» **WORK REQUIRED**
Set down every entry word for word. Omit the pictures.

» **RECORDS PROVIDED**
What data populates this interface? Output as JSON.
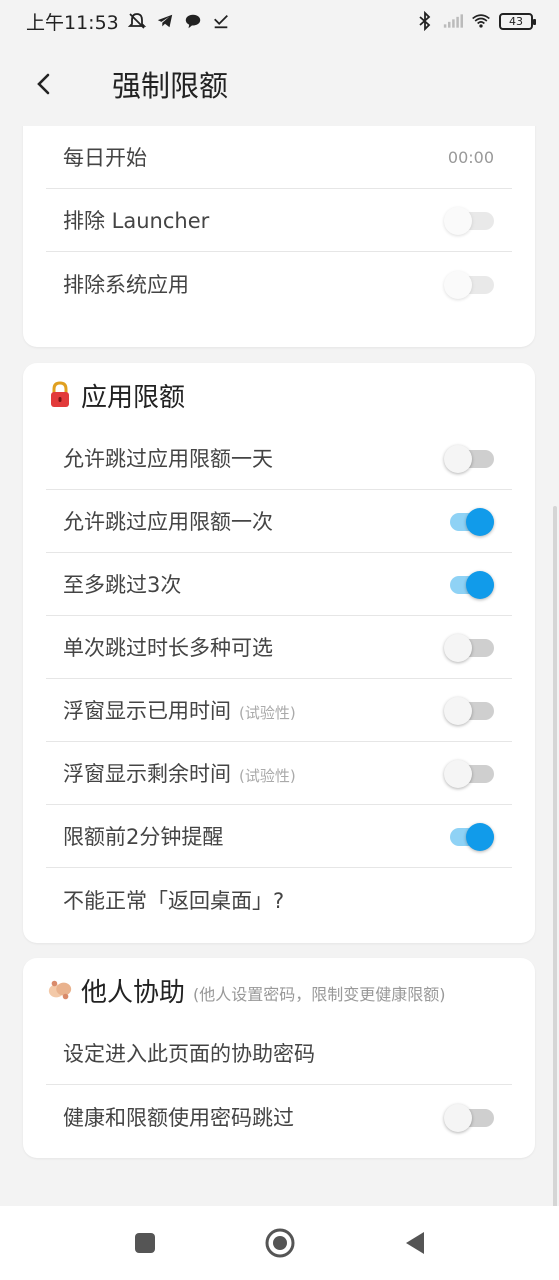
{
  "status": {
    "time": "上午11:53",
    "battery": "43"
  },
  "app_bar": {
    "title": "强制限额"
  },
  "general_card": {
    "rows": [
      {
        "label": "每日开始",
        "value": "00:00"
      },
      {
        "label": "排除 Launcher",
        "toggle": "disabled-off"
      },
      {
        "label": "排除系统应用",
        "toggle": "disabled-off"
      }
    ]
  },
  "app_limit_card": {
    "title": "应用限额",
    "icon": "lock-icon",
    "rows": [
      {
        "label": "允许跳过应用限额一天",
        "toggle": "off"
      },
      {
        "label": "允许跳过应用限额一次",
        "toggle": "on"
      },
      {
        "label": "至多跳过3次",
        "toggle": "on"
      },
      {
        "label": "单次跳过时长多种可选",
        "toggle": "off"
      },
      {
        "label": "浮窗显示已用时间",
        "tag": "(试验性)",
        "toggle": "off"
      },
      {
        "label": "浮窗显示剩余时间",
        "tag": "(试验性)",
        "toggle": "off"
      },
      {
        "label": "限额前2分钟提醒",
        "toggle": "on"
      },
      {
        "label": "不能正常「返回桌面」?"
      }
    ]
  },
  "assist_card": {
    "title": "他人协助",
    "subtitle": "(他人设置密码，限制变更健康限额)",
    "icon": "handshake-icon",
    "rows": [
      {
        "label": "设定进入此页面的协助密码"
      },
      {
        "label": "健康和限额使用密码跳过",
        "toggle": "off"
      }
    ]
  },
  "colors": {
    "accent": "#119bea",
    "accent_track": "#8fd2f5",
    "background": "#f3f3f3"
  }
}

» **WRITTEN ANSWER**
What data populates this interface? Output as JSON.
{
  "status": {
    "time": "上午11:53",
    "battery": "43"
  },
  "app_bar": {
    "title": "强制限额"
  },
  "general_card": {
    "rows": [
      {
        "label": "每日开始",
        "value": "00:00"
      },
      {
        "label": "排除 Launcher",
        "toggle": "disabled-off"
      },
      {
        "label": "排除系统应用",
        "toggle": "disabled-off"
      }
    ]
  },
  "app_limit_card": {
    "title": "应用限额",
    "icon": "lock-icon",
    "rows": [
      {
        "label": "允许跳过应用限额一天",
        "toggle": "off"
      },
      {
        "label": "允许跳过应用限额一次",
        "toggle": "on"
      },
      {
        "label": "至多跳过3次",
        "toggle": "on"
      },
      {
        "label": "单次跳过时长多种可选",
        "toggle": "off"
      },
      {
        "label": "浮窗显示已用时间",
        "tag": "(试验性)",
        "toggle": "off"
      },
      {
        "label": "浮窗显示剩余时间",
        "tag": "(试验性)",
        "toggle": "off"
      },
      {
        "label": "限额前2分钟提醒",
        "toggle": "on"
      },
      {
        "label": "不能正常「返回桌面」?"
      }
    ]
  },
  "assist_card": {
    "title": "他人协助",
    "subtitle": "(他人设置密码，限制变更健康限额)",
    "icon": "handshake-icon",
    "rows": [
      {
        "label": "设定进入此页面的协助密码"
      },
      {
        "label": "健康和限额使用密码跳过",
        "toggle": "off"
      }
    ]
  },
  "colors": {
    "accent": "#119bea",
    "accent_track": "#8fd2f5",
    "background": "#f3f3f3"
  }
}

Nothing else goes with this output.